**Set problem**
Go through the data below. Pull out every line that has the word "entbehrlich".

[Stored records]
^^^^^^^^^^^^^^^^
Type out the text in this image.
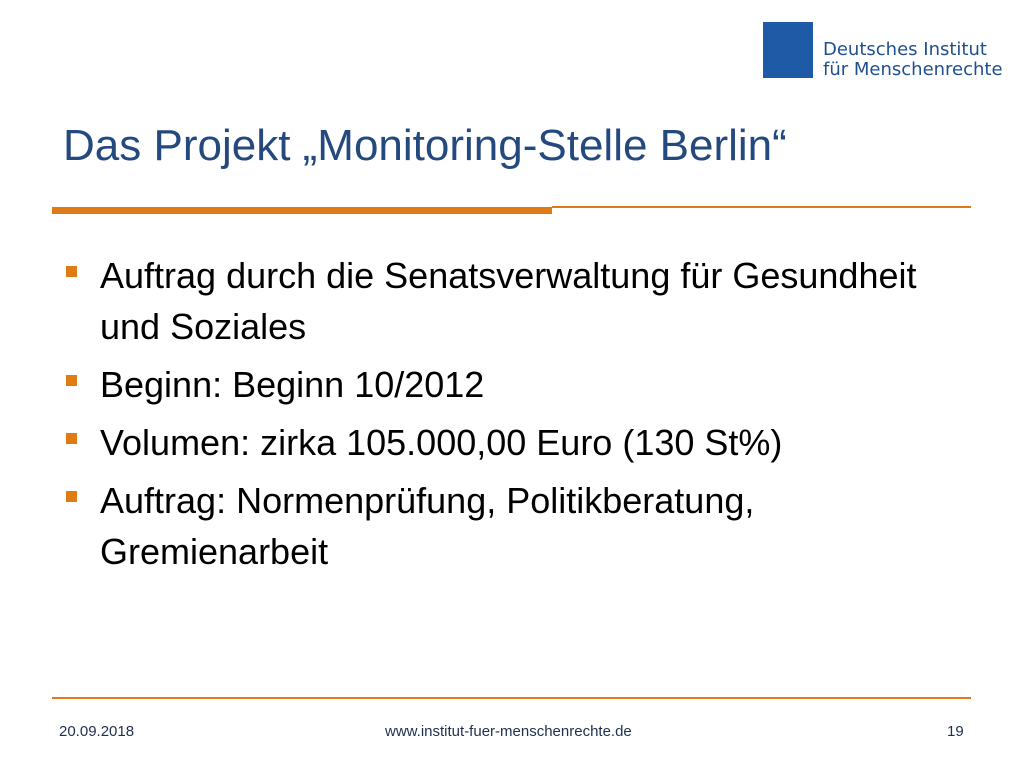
Deutsches Institut
für Menschenrechte
Das Projekt „Monitoring-Stelle Berlin“
Auftrag durch die Senatsverwaltung für Gesundheit und Soziales
Beginn: Beginn 10/2012
Volumen: zirka 105.000,00 Euro (130 St%)
Auftrag: Normenprüfung, Politikberatung, Gremienarbeit
20.09.2018	www.institut-fuer-menschenrechte.de	19
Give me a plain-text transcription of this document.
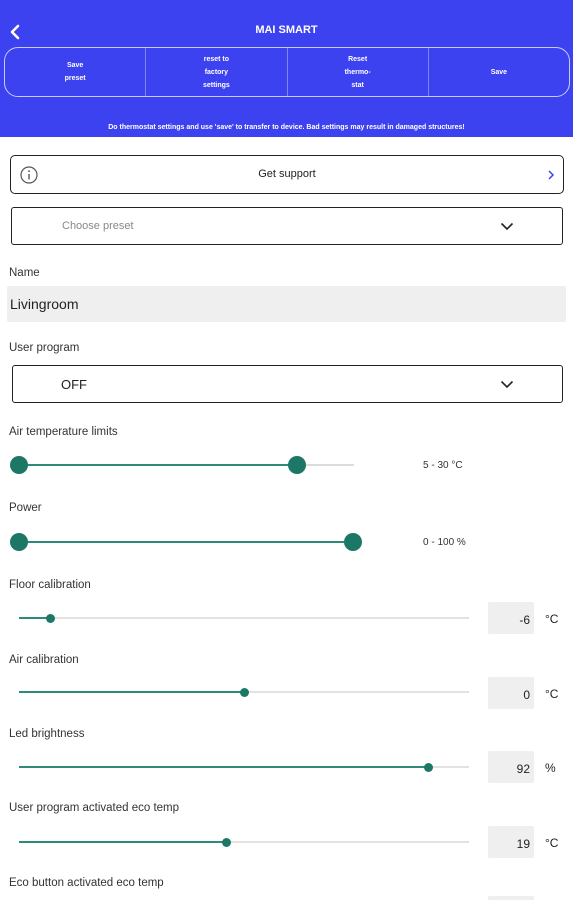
MAI SMART
Save
preset
reset to
factory
settings
Reset
thermo-
stat
Save
Do thermostat settings and use 'save' to transfer to device. Bad settings may result in damaged structures!
Get support
Choose preset
Name
Livingroom
User program
OFF
Air temperature limits
5 - 30 °C
Power
0 - 100 %
Floor calibration
-6	°C
Air calibration
0	°C
Led brightness
92	%
User program activated eco temp
19	°C
Eco button activated eco temp
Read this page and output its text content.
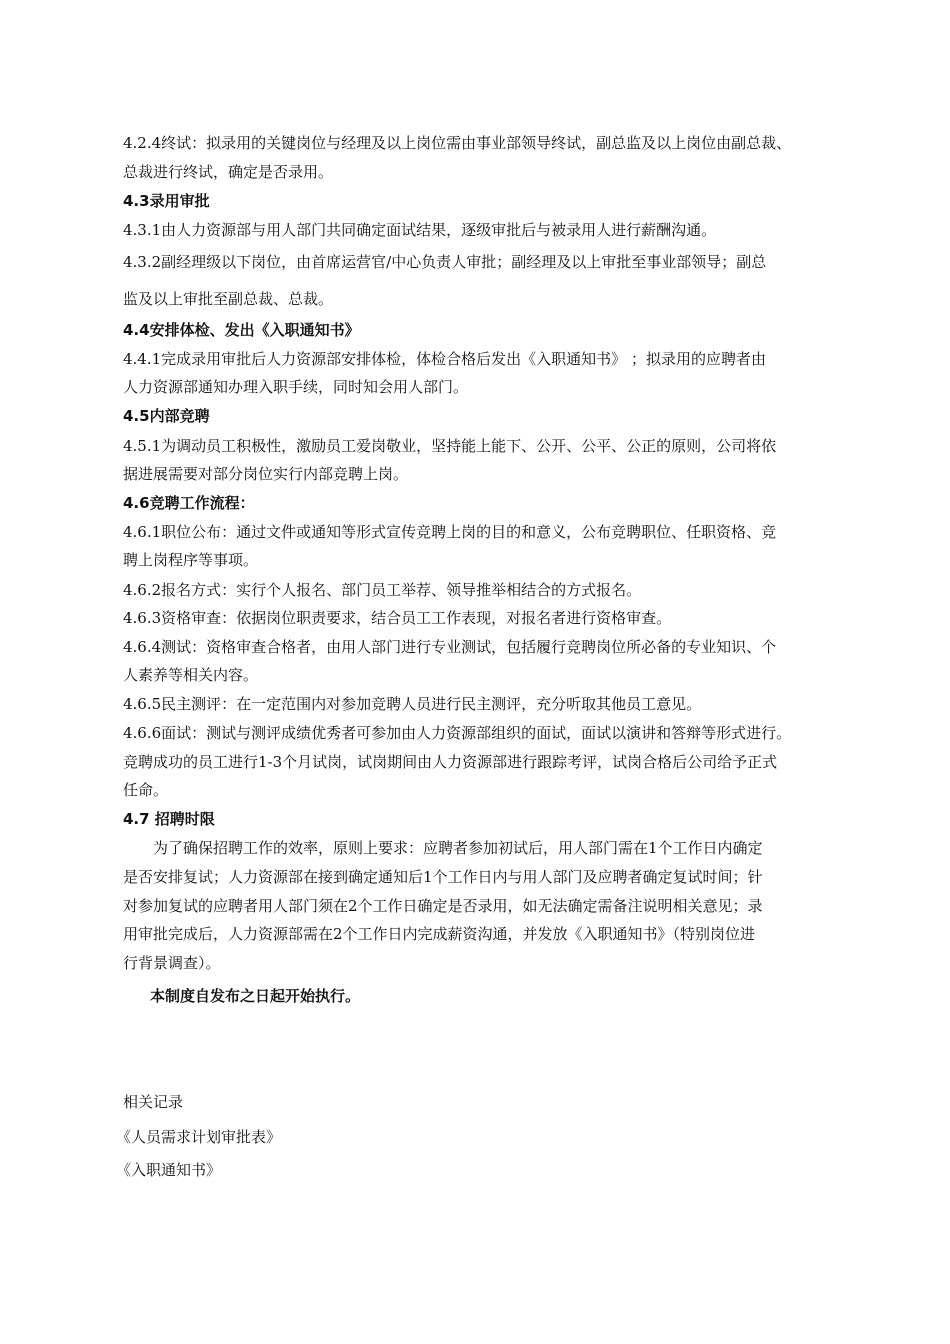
4.2.4终试：拟录用的关键岗位与经理及以上岗位需由事业部领导终试，副总监及以上岗位由副总裁、
总裁进行终试，确定是否录用。
4.3录用审批
4.3.1由人力资源部与用人部门共同确定面试结果，逐级审批后与被录用人进行薪酬沟通。
4.3.2副经理级以下岗位，由首席运营官/中心负责人审批；副经理及以上审批至事业部领导；副总
监及以上审批至副总裁、总裁。
4.4安排体检、发出《入职通知书》
4.4.1完成录用审批后人力资源部安排体检，体检合格后发出《入职通知书》 ；拟录用的应聘者由
人力资源部通知办理入职手续，同时知会用人部门。
4.5内部竞聘
4.5.1为调动员工积极性，激励员工爱岗敬业，坚持能上能下、公开、公平、公正的原则，公司将依
据进展需要对部分岗位实行内部竞聘上岗。
4.6竞聘工作流程：
4.6.1职位公布：通过文件或通知等形式宣传竞聘上岗的目的和意义，公布竞聘职位、任职资格、竞
聘上岗程序等事项。
4.6.2报名方式：实行个人报名、部门员工举荐、领导推举相结合的方式报名。
4.6.3资格审查：依据岗位职责要求，结合员工工作表现，对报名者进行资格审查。
4.6.4测试：资格审查合格者，由用人部门进行专业测试，包括履行竞聘岗位所必备的专业知识、个
人素养等相关内容。
4.6.5民主测评：在一定范围内对参加竞聘人员进行民主测评，充分听取其他员工意见。
4.6.6面试：测试与测评成绩优秀者可参加由人力资源部组织的面试，面试以演讲和答辩等形式进行。
竞聘成功的员工进行1-3个月试岗，试岗期间由人力资源部进行跟踪考评，试岗合格后公司给予正式
任命。
4.7 招聘时限
为了确保招聘工作的效率，原则上要求：应聘者参加初试后，用人部门需在1个工作日内确定
是否安排复试；人力资源部在接到确定通知后1个工作日内与用人部门及应聘者确定复试时间；针
对参加复试的应聘者用人部门须在2个工作日确定是否录用，如无法确定需备注说明相关意见；录
用审批完成后，人力资源部需在2个工作日内完成薪资沟通，并发放《入职通知书》（特别岗位进
行背景调查）。
本制度自发布之日起开始执行。
相关记录
《人员需求计划审批表》
《入职通知书》
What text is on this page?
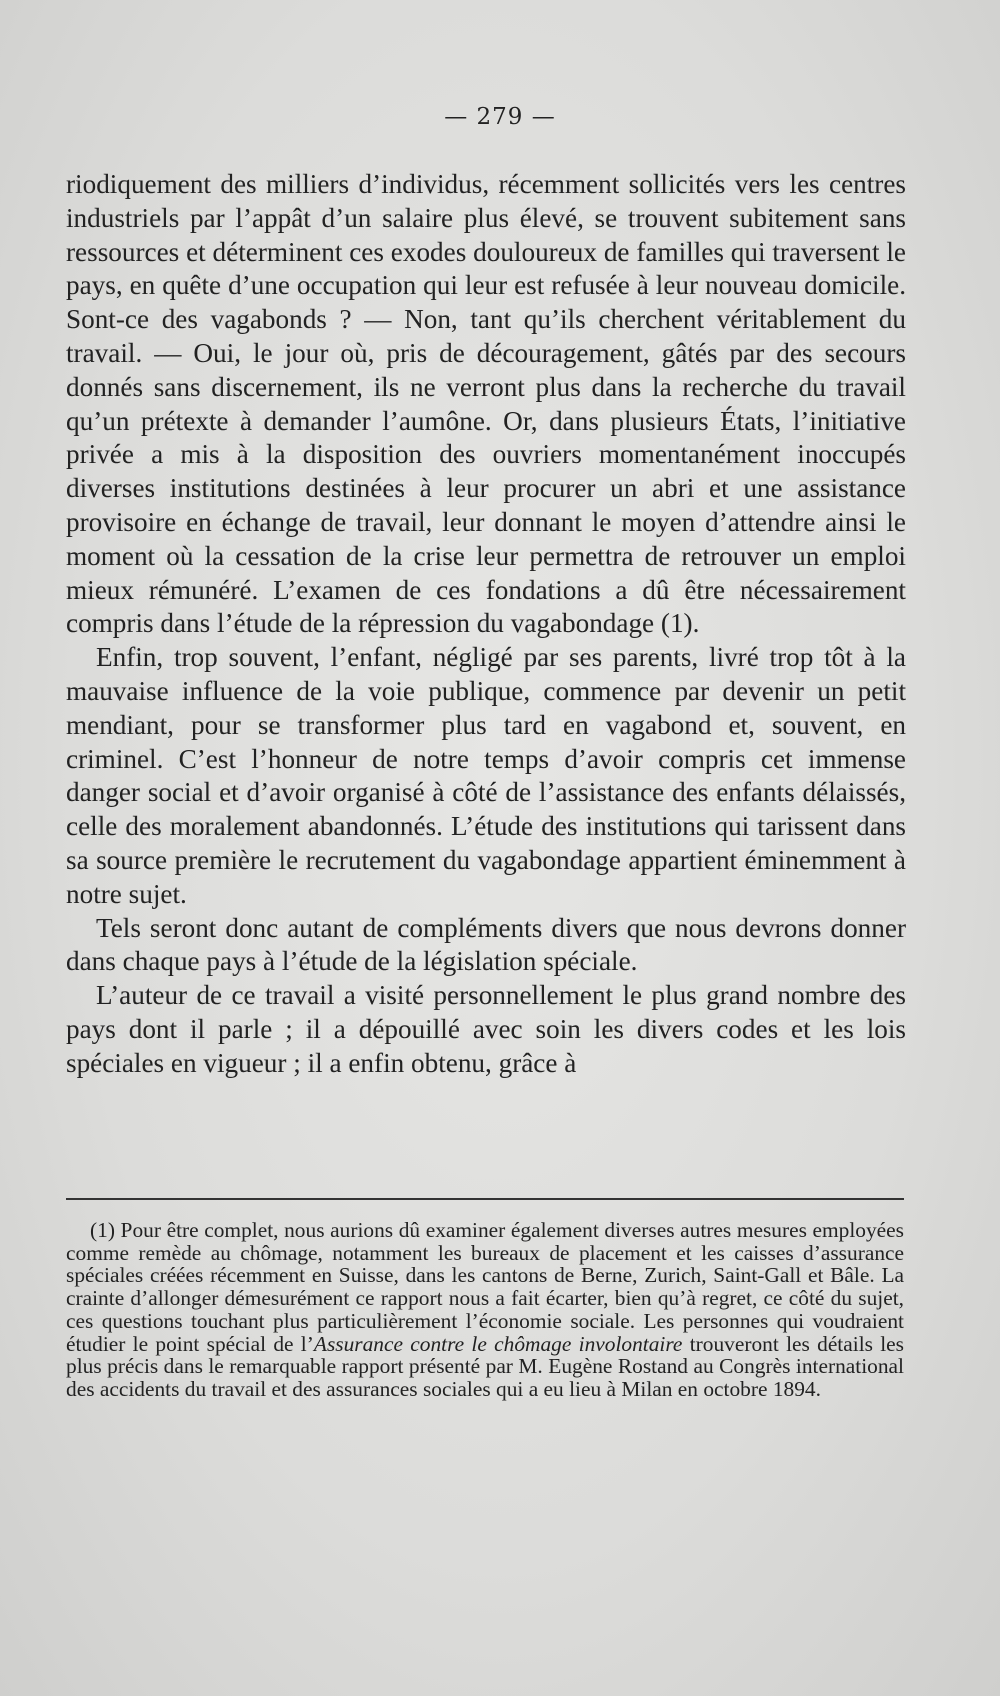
— 279 —

riodiquement des milliers d’individus, récemment sollicités vers les centres industriels par l’appât d’un salaire plus élevé, se trouvent subitement sans ressources et déterminent ces exodes douloureux de familles qui traversent le pays, en quête d’une occupation qui leur est refusée à leur nouveau domicile. Sont-ce des vagabonds ? — Non, tant qu’ils cherchent véritablement du travail. — Oui, le jour où, pris de découragement, gâtés par des secours donnés sans discernement, ils ne verront plus dans la recherche du travail qu’un prétexte à demander l’aumône. Or, dans plusieurs États, l’initiative privée a mis à la disposition des ouvriers momentanément inoccupés diverses institutions destinées à leur procurer un abri et une assistance provisoire en échange de travail, leur donnant le moyen d’attendre ainsi le moment où la cessation de la crise leur permettra de retrouver un emploi mieux rémunéré. L’examen de ces fondations a dû être nécessairement compris dans l’étude de la répression du vagabondage (1).

Enfin, trop souvent, l’enfant, négligé par ses parents, livré trop tôt à la mauvaise influence de la voie publique, commence par devenir un petit mendiant, pour se transformer plus tard en vagabond et, souvent, en criminel. C’est l’honneur de notre temps d’avoir compris cet immense danger social et d’avoir organisé à côté de l’assistance des enfants délaissés, celle des moralement abandonnés. L’étude des institutions qui tarissent dans sa source première le recrutement du vagabondage appartient éminemment à notre sujet.

Tels seront donc autant de compléments divers que nous devrons donner dans chaque pays à l’étude de la législation spéciale.

L’auteur de ce travail a visité personnellement le plus grand nombre des pays dont il parle ; il a dépouillé avec soin les divers codes et les lois spéciales en vigueur ; il a enfin obtenu, grâce à

(1) Pour être complet, nous aurions dû examiner également diverses autres mesures employées comme remède au chômage, notamment les bureaux de placement et les caisses d’assurance spéciales créées récemment en Suisse, dans les cantons de Berne, Zurich, Saint-Gall et Bâle. La crainte d’allonger démesurément ce rapport nous a fait écarter, bien qu’à regret, ce côté du sujet, ces questions touchant plus particulièrement l’économie sociale. Les personnes qui voudraient étudier le point spécial de l’Assurance contre le chômage involontaire trouveront les détails les plus précis dans le remarquable rapport présenté par M. Eugène Rostand au Congrès international des accidents du travail et des assurances sociales qui a eu lieu à Milan en octobre 1894.
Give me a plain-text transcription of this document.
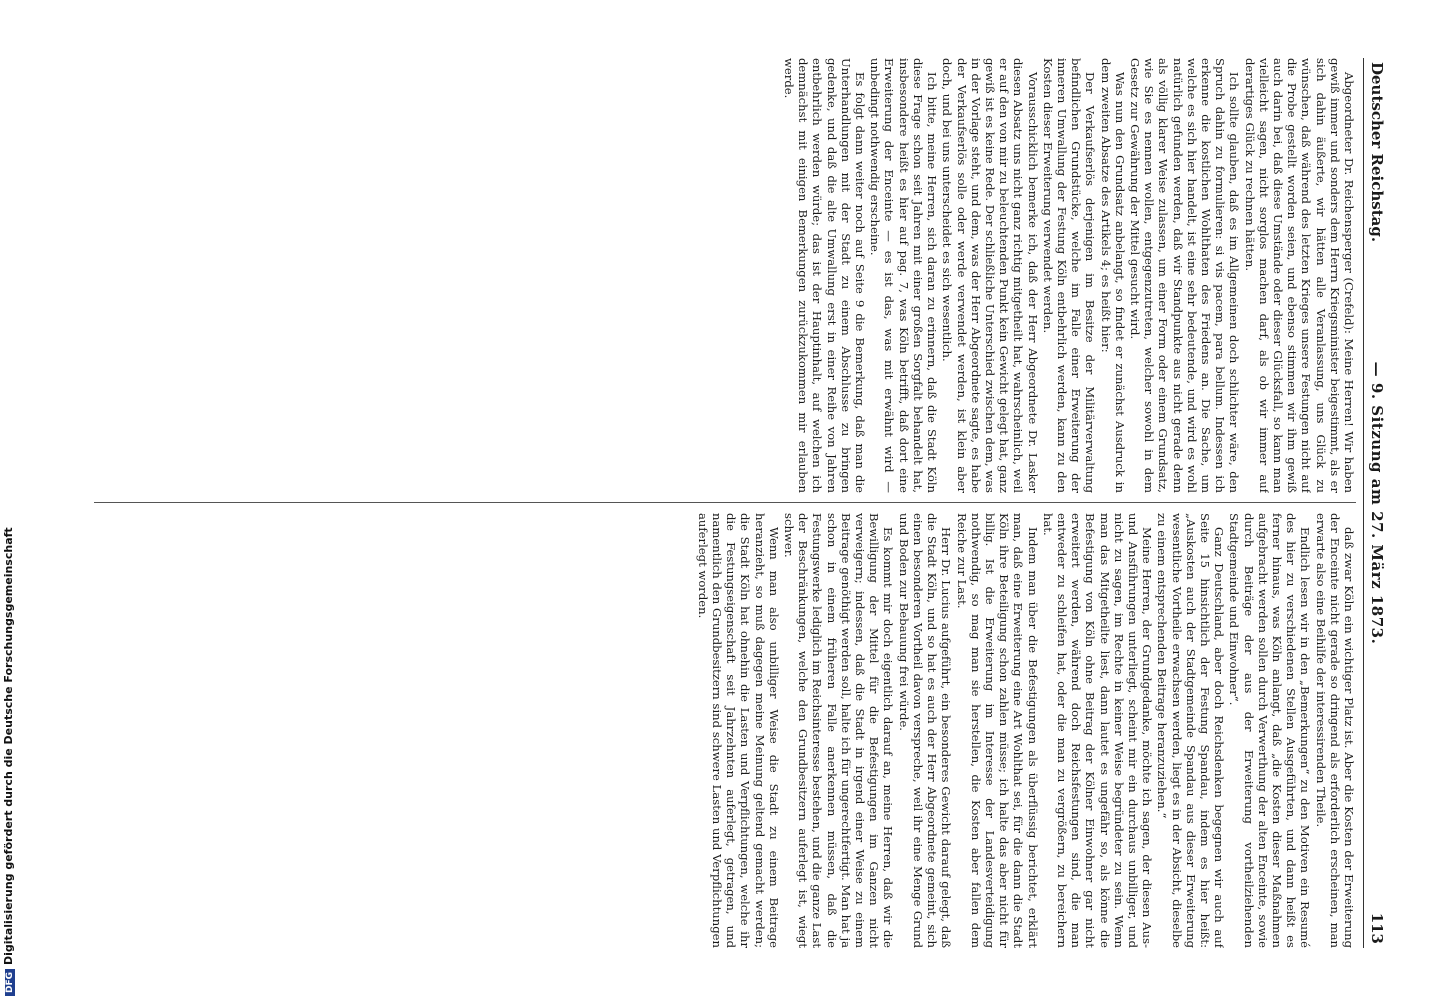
Deutscher Reichstag.
— 9. Sitzung am 27. März 1873.
113

Abgeordneter Dr. Reichensperger (Crefeld): Meine Herren! Wir haben gewiß immer und sonders dem Herrn Kriegsminister beigestimmt, als er sich dahin äußerte, wir hätten alle Veranlassung, uns Glück zu wünschen, daß während des letzten Krieges unsere Festungen nicht auf die Probe gestellt worden seien, und ebenso stimmen wir ihm gewiß auch darin bei, daß diese Umstände oder dieser Glücksfall, so kann man vielleicht sagen, nicht sorglos machen darf, als ob wir immer auf derartiges Glück zu rechnen hätten.

Ich sollte glauben, daß es im Allgemeinen doch schlichter wäre, den Spruch dahin zu formulieren: si vis pacem, para bellum. Indessen ich erkenne die kostlichen Wohlthaten des Friedens an. Die Sache, um welche es sich hier handelt, ist eine sehr bedeutende, und wird es wohl natürlich gefunden werden, daß wir Standpunkte aus nicht gerade denn als völlig klarer Weise zulassen, um einer Form oder einem Grundsatz, wie Sie es nennen wollen, entgegenzutreten, welcher sowohl in dem Gesetz zur Gewährung der Mittel gesucht wird.

Was nun den Grundsatz anbelangt, so findet er zunächst Ausdruck in dem zweiten Absatze des Artikels 4; es heißt hier:

Der Verkaufserlös derjenigen im Besitze der Militärverwaltung befindlichen Grundstücke, welche im Falle einer Erweiterung der inneren Umwallung der Festung Köln entbehrlich werden, kann zu den Kosten dieser Erweiterung verwendet werden.

Vorausschicklich bemerke ich, daß der Herr Abgeordnete Dr. Lasker diesen Absatz uns nicht ganz richtig mitgetheilt hat, wahrscheinlich, weil er auf den von mir zu beleuchtenden Punkt kein Gewicht gelegt hat, ganz gewiß ist es keine Rede. Der schließliche Unterschied zwischen dem, was in der Vorlage steht, und dem, was der Herr Abgeordnete sagte, es habe der Verkaufserlös solle oder werde verwendet werden, ist klein aber doch, und bei uns unterscheidet es sich wesentlich.

Ich bitte, meine Herren, sich daran zu erinnern, daß die Stadt Köln diese Frage schon seit Jahren mit einer großen Sorgfalt behandelt hat, insbesondere heißt es hier auf pag. 7, was Köln betrifft, daß dort eine Erweiterung der Enceinte — es ist das, was mit erwähnt wird — unbedingt nothwendig erscheine.

Es folgt dann weiter noch auf Seite 9 die Bemerkung, daß man die Unterhandlungen mit der Stadt zu einem Abschlusse zu bringen gedenke, und daß die alte Umwallung erst in einer Reihe von Jahren entbehrlich werden würde; das ist der Hauptinhalt, auf welchen ich demnächst mit einigen Bemerkungen zurückzukommen mir erlauben werde.

daß zwar Köln ein wichtiger Platz ist. Aber die Kosten der Erweiterung der Enceinte nicht gerade so dringend als erforderlich erscheinen, man erwarte also eine Beihilfe der interessirenden Theile.

Endlich lesen wir in den „Bemerkungen“ zu den Motiven ein Resumé des hier zu verschiedenen Stellen Ausgeführten, und dann heißt es ferner hinaus, was Köln anlangt, daß „die Kosten dieser Maßnahmen aufgebracht werden sollen durch Verwerthung der alten Enceinte, sowie durch Beiträge der aus der Erweiterung vortheilziehenden Stadtgemeinde und Einwohner“.

Ganz Deutschland, aber doch Reichsdenken begegnen wir auch auf Seite 15 hinsichtlich der Festung Spandau, indem es hier heißt: „Auskosten auch der Stadtgemeinde Spandau aus dieser Erweiterung wesentliche Vortheile erwachsen werden, liegt es in der Absicht, dieselbe zu einem entsprechenden Beitrage heranzuziehen.“

Meine Herren, der Grundgedanke, möchte ich sagen, der diesen Aus- und Ansführungen unterliegt, scheint mir ein durchaus unbilliger, und nicht zu sagen, im Rechte in keiner Weise begründeter zu sein. Wenn man das Mitgetheilte liest, dann lautet es ungefähr so, als könne die Befestigung von Köln ohne Beitrag der Kölner Einwohner gar nicht erweitert werden, während doch Reichsfestungen sind, die man entweder zu schleifen hat, oder die man zu vergrößern, zu bereichern hat.

Indem man über die Befestigungen als überflüssig berichtet, erklärt man, daß eine Erweiterung eine Art Wohlthat sei, für die dann die Stadt Köln ihre Beteiligung schon zahlen müsse; ich halte das aber nicht für billig. Ist die Erweiterung im Interesse der Landesverteidigung nothwendig, so mag man sie herstellen, die Kosten aber fallen dem Reiche zur Last.

Herr Dr. Lucius aufgeführt, ein besonderes Gewicht darauf gelegt, daß die Stadt Köln, und so hat es auch der Herr Abgeordnete gemeint, sich einen besonderen Vortheil davon verspreche, weil ihr eine Menge Grund und Boden zur Bebauung frei würde.

Es kommt mir doch eigentlich darauf an, meine Herren, daß wir die Bewilligung der Mittel für die Befestigungen im Ganzen nicht verweigern; indessen, daß die Stadt in irgend einer Weise zu einem Beitrage genöthigt werden soll, halte ich für ungerechtfertigt. Man hat ja schon in einem früheren Falle anerkennen müssen, daß die Festungswerke lediglich im Reichsinteresse bestehen, und die ganze Last der Beschränkungen, welche den Grundbesitzern auferlegt ist, wiegt schwer.

Wenn man also unbilliger Weise die Stadt zu einem Beitrage heranzieht, so muß dagegen meine Meinung geltend gemacht werden; die Stadt Köln hat ohnehin die Lasten und Verpflichtungen, welche ihr die Festungseigenschaft seit Jahrzehnten auferlegt, getragen, und namentlich den Grundbesitzern sind schwere Lasten und Verpflichtungen auferlegt worden.

DFGDigitalisierung gefördert durch die Deutsche Forschungsgemeinschaft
^^^^^^^^^^^^^^^^
**Solution to this task**
Der Verkaufserlös derjenigen im Besitze der Militärverwaltung befindlichen Grundstücke, welche im Falle einer Erweiterung der inneren Umwallung der Festung Köln entbehrlich werden, kann zu den Kosten dieser Erweiterung verwendet werden.
Es folgt dann weiter noch auf Seite 9 die Bemerkung, daß man die Unterhandlungen mit der Stadt zu einem Abschlusse zu bringen gedenke, und daß die alte Umwallung erst in einer Reihe von Jahren entbehrlich werden würde; das ist der Hauptinhalt, auf welchen ich demnächst mit einigen Bemerkungen zurückzukommen mir erlauben werde.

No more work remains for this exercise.